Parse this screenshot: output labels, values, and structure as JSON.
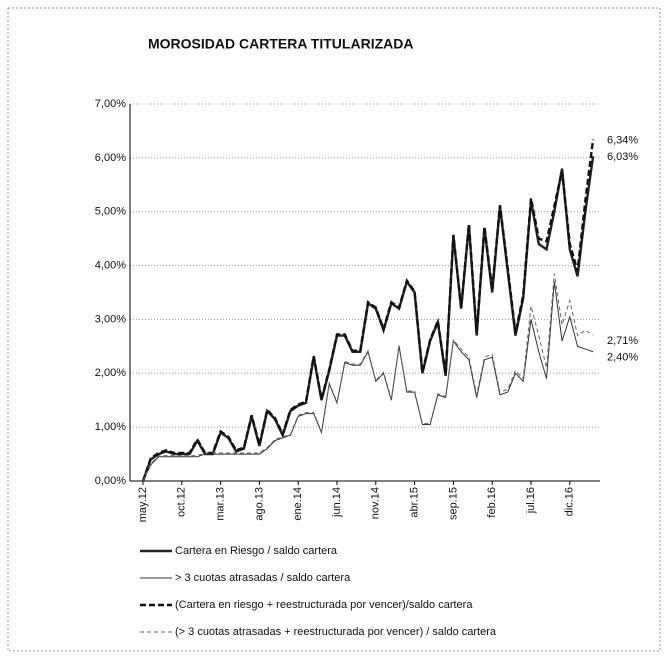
{
  "chart_data": {
    "type": "line",
    "title": "MOROSIDAD CARTERA TITULARIZADA",
    "categories": [
      "may.12",
      null,
      null,
      null,
      null,
      "oct.12",
      null,
      null,
      null,
      null,
      "mar.13",
      null,
      null,
      null,
      null,
      "ago.13",
      null,
      null,
      null,
      null,
      "ene.14",
      null,
      null,
      null,
      null,
      "jun.14",
      null,
      null,
      null,
      null,
      "nov.14",
      null,
      null,
      null,
      null,
      "abr.15",
      null,
      null,
      null,
      null,
      "sep.15",
      null,
      null,
      null,
      null,
      "feb.16",
      null,
      null,
      null,
      null,
      "jul.16",
      null,
      null,
      null,
      null,
      "dic.16",
      null,
      null,
      null
    ],
    "ylim": [
      0,
      7
    ],
    "yticks": [
      {
        "value": 0,
        "label": "0,00%"
      },
      {
        "value": 1,
        "label": "1,00%"
      },
      {
        "value": 2,
        "label": "2,00%"
      },
      {
        "value": 3,
        "label": "3,00%"
      },
      {
        "value": 4,
        "label": "4,00%"
      },
      {
        "value": 5,
        "label": "5,00%"
      },
      {
        "value": 6,
        "label": "6,00%"
      },
      {
        "value": 7,
        "label": "7,00%"
      }
    ],
    "grid": true,
    "series": [
      {
        "name": "Cartera en Riesgo / saldo cartera",
        "color": "#222",
        "width": 2.4,
        "dash": "none",
        "end_label": "6,03%",
        "values": [
          0,
          0.4,
          0.5,
          0.55,
          0.5,
          0.5,
          0.5,
          0.75,
          0.5,
          0.5,
          0.9,
          0.8,
          0.55,
          0.6,
          1.2,
          0.65,
          1.3,
          1.15,
          0.85,
          1.3,
          1.4,
          1.45,
          2.3,
          1.5,
          2.05,
          2.7,
          2.7,
          2.4,
          2.4,
          3.3,
          3.2,
          2.8,
          3.3,
          3.2,
          3.7,
          3.5,
          2.0,
          2.6,
          2.95,
          1.95,
          4.55,
          3.2,
          4.75,
          2.7,
          4.7,
          3.5,
          5.1,
          3.9,
          2.7,
          3.4,
          5.2,
          4.4,
          4.3,
          5.0,
          5.8,
          4.3,
          3.8,
          5.0,
          6.03
        ]
      },
      {
        "name": "> 3 cuotas atrasadas / saldo cartera",
        "color": "#333",
        "width": 1,
        "dash": "none",
        "end_label": "2,40%",
        "values": [
          0,
          0.3,
          0.45,
          0.45,
          0.45,
          0.45,
          0.45,
          0.45,
          0.5,
          0.5,
          0.5,
          0.5,
          0.5,
          0.5,
          0.5,
          0.5,
          0.6,
          0.75,
          0.8,
          0.85,
          1.2,
          1.25,
          1.25,
          0.9,
          1.8,
          1.45,
          2.2,
          2.15,
          2.15,
          2.4,
          1.85,
          2.0,
          1.5,
          2.5,
          1.65,
          1.65,
          1.05,
          1.05,
          1.6,
          1.55,
          2.6,
          2.4,
          2.25,
          1.55,
          2.25,
          2.3,
          1.6,
          1.65,
          2.0,
          1.85,
          3.0,
          2.4,
          1.9,
          3.7,
          2.6,
          3.05,
          2.5,
          2.45,
          2.4
        ]
      },
      {
        "name": "(Cartera en riesgo + reestructurada por vencer)/saldo cartera",
        "color": "#111",
        "width": 2.4,
        "dash": "6 3",
        "end_label": "6,34%",
        "values": [
          0,
          0.42,
          0.52,
          0.57,
          0.52,
          0.52,
          0.52,
          0.77,
          0.52,
          0.52,
          0.92,
          0.82,
          0.57,
          0.62,
          1.22,
          0.67,
          1.32,
          1.17,
          0.87,
          1.32,
          1.42,
          1.47,
          2.32,
          1.52,
          2.07,
          2.72,
          2.72,
          2.42,
          2.42,
          3.32,
          3.22,
          2.82,
          3.32,
          3.22,
          3.72,
          3.52,
          2.02,
          2.62,
          2.97,
          1.97,
          4.57,
          3.22,
          4.77,
          2.75,
          4.72,
          3.55,
          5.12,
          3.95,
          2.75,
          3.45,
          5.25,
          4.5,
          4.45,
          5.1,
          5.75,
          4.4,
          3.9,
          5.2,
          6.34
        ]
      },
      {
        "name": "(> 3 cuotas atrasadas + reestructurada por vencer) / saldo cartera",
        "color": "#666",
        "width": 1,
        "dash": "4 3",
        "end_label": "2,71%",
        "values": [
          0,
          0.32,
          0.47,
          0.47,
          0.47,
          0.47,
          0.47,
          0.47,
          0.52,
          0.52,
          0.52,
          0.52,
          0.52,
          0.52,
          0.52,
          0.52,
          0.62,
          0.77,
          0.82,
          0.87,
          1.22,
          1.27,
          1.27,
          0.92,
          1.82,
          1.47,
          2.22,
          2.17,
          2.17,
          2.42,
          1.87,
          2.02,
          1.52,
          2.52,
          1.67,
          1.67,
          1.07,
          1.07,
          1.62,
          1.57,
          2.62,
          2.45,
          2.3,
          1.6,
          2.3,
          2.35,
          1.65,
          1.7,
          2.05,
          1.9,
          3.25,
          2.7,
          2.1,
          3.85,
          2.9,
          3.35,
          2.7,
          2.8,
          2.71
        ]
      }
    ]
  }
}
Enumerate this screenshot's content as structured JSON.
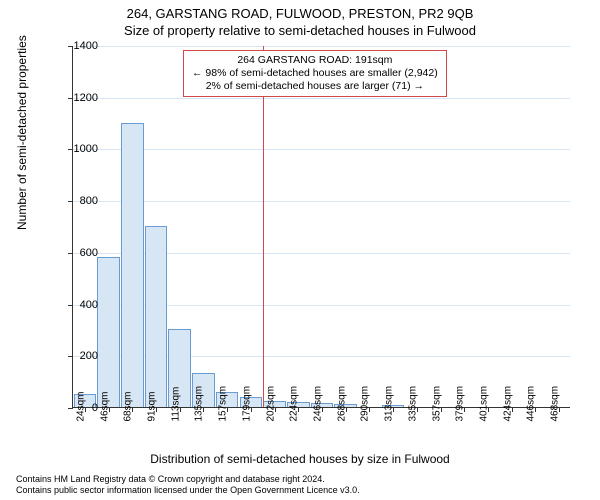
{
  "title": {
    "line1": "264, GARSTANG ROAD, FULWOOD, PRESTON, PR2 9QB",
    "line2": "Size of property relative to semi-detached houses in Fulwood"
  },
  "chart": {
    "type": "histogram",
    "ylabel": "Number of semi-detached properties",
    "xlabel": "Distribution of semi-detached houses by size in Fulwood",
    "ylim": [
      0,
      1400
    ],
    "ytick_step": 200,
    "yticks": [
      0,
      200,
      400,
      600,
      800,
      1000,
      1200,
      1400
    ],
    "x_categories": [
      "24sqm",
      "46sqm",
      "68sqm",
      "91sqm",
      "113sqm",
      "135sqm",
      "157sqm",
      "179sqm",
      "202sqm",
      "224sqm",
      "246sqm",
      "268sqm",
      "290sqm",
      "313sqm",
      "335sqm",
      "357sqm",
      "379sqm",
      "401sqm",
      "424sqm",
      "446sqm",
      "468sqm"
    ],
    "values": [
      50,
      580,
      1100,
      700,
      300,
      130,
      60,
      40,
      25,
      20,
      15,
      10,
      0,
      8,
      0,
      0,
      0,
      0,
      0,
      0,
      0
    ],
    "bar_fill": "#d7e6f4",
    "bar_stroke": "#6a9bd1",
    "grid_color": "#d7e6f4",
    "axis_color": "#333333",
    "background_color": "#ffffff",
    "bar_width_rel": 0.95,
    "marker": {
      "x_value_sqm": 191,
      "color": "#d14a4a"
    },
    "annotation": {
      "title": "264 GARSTANG ROAD: 191sqm",
      "line2": "← 98% of semi-detached houses are smaller (2,942)",
      "line3": "2% of semi-detached houses are larger (71) →",
      "border_color": "#d14a4a",
      "bg_color": "#ffffff",
      "fontsize": 10.5
    }
  },
  "footer": {
    "line1": "Contains HM Land Registry data © Crown copyright and database right 2024.",
    "line2": "Contains public sector information licensed under the Open Government Licence v3.0."
  }
}
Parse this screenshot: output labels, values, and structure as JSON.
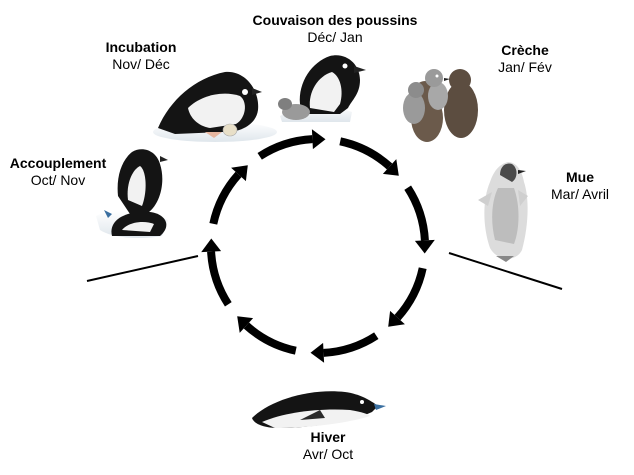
{
  "diagram": {
    "stages": [
      {
        "id": "couvaison",
        "title": "Couvaison des poussins",
        "months": "Déc/ Jan"
      },
      {
        "id": "creche",
        "title": "Crèche",
        "months": "Jan/ Fév"
      },
      {
        "id": "mue",
        "title": "Mue",
        "months": "Mar/ Avril"
      },
      {
        "id": "hiver",
        "title": "Hiver",
        "months": "Avr/ Oct"
      },
      {
        "id": "accouplement",
        "title": "Accouplement",
        "months": "Oct/ Nov"
      },
      {
        "id": "incubation",
        "title": "Incubation",
        "months": "Nov/ Déc"
      }
    ],
    "colors": {
      "arrow": "#000000",
      "penguin_back": "#141414",
      "penguin_belly": "#f2f2f2",
      "chick_down": "#6b5a4b",
      "chick_grey": "#9a9a9a",
      "egg": "#e8dfc8",
      "beak": "#3a6fa0"
    }
  }
}
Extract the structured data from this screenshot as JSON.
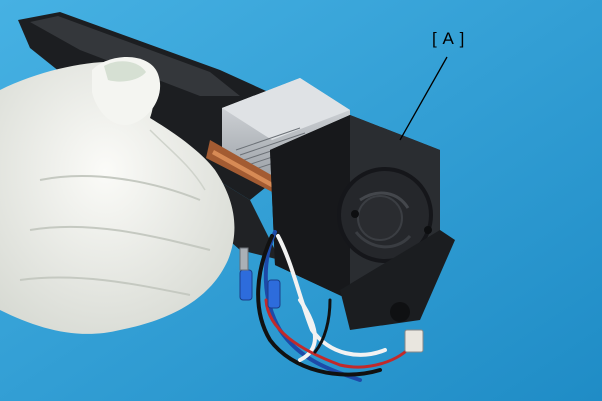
{
  "photo": {
    "subject_parts": [
      "gloved-hand",
      "black-plastic-bracket",
      "heatsink",
      "cooling-fan",
      "cable-harness",
      "connector"
    ],
    "colors": {
      "background": "#2f9fd6",
      "plastic": "#1f2124",
      "glove": "#eef0ec",
      "heatsink": "#c8ccd0",
      "fan_hub": "#2a2c30"
    }
  },
  "callout": {
    "label": "[ A ]"
  }
}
☆ ☆ ☆ ☆ ☆
• WHAT THE EXERCISE ASKS:
Select and copy every line from the records that includes the word "cuotas".

• SOLUTION:
        "name": "> 3 cuotas atrasadas / saldo cartera",
        "name": "(> 3 cuotas atrasadas + reestructurada por vencer) / saldo cartera",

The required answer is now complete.